*Requirements*:
Give back the whole listing exactly as shown.

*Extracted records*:
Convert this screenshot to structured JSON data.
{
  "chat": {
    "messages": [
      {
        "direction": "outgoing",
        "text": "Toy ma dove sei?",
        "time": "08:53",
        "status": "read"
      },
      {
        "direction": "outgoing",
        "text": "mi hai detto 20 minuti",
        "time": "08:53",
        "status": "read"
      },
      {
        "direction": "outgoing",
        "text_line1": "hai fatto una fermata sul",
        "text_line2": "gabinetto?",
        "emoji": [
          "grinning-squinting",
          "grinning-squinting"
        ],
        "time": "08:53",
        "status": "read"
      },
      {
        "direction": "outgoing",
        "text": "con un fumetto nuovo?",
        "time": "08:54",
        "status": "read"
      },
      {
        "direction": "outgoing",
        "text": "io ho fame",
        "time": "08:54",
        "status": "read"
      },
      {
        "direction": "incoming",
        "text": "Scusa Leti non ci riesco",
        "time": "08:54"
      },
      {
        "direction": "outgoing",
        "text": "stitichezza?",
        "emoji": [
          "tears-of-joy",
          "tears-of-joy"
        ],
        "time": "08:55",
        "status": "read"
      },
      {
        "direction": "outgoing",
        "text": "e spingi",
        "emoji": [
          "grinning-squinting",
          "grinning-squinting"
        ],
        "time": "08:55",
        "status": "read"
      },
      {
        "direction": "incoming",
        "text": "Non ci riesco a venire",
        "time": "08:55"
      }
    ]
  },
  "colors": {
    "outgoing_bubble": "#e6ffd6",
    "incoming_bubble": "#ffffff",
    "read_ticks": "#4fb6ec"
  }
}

*Final answer*:
Convert this screenshot to structured JSON data.
{
  "chat": {
    "messages": [
      {
        "direction": "outgoing",
        "text": "Toy ma dove sei?",
        "time": "08:53",
        "status": "read"
      },
      {
        "direction": "outgoing",
        "text": "mi hai detto 20 minuti",
        "time": "08:53",
        "status": "read"
      },
      {
        "direction": "outgoing",
        "text_line1": "hai fatto una fermata sul",
        "text_line2": "gabinetto?",
        "emoji": [
          "grinning-squinting",
          "grinning-squinting"
        ],
        "time": "08:53",
        "status": "read"
      },
      {
        "direction": "outgoing",
        "text": "con un fumetto nuovo?",
        "time": "08:54",
        "status": "read"
      },
      {
        "direction": "outgoing",
        "text": "io ho fame",
        "time": "08:54",
        "status": "read"
      },
      {
        "direction": "incoming",
        "text": "Scusa Leti non ci riesco",
        "time": "08:54"
      },
      {
        "direction": "outgoing",
        "text": "stitichezza?",
        "emoji": [
          "tears-of-joy",
          "tears-of-joy"
        ],
        "time": "08:55",
        "status": "read"
      },
      {
        "direction": "outgoing",
        "text": "e spingi",
        "emoji": [
          "grinning-squinting",
          "grinning-squinting"
        ],
        "time": "08:55",
        "status": "read"
      },
      {
        "direction": "incoming",
        "text": "Non ci riesco a venire",
        "time": "08:55"
      }
    ]
  },
  "colors": {
    "outgoing_bubble": "#e6ffd6",
    "incoming_bubble": "#ffffff",
    "read_ticks": "#4fb6ec"
  }
}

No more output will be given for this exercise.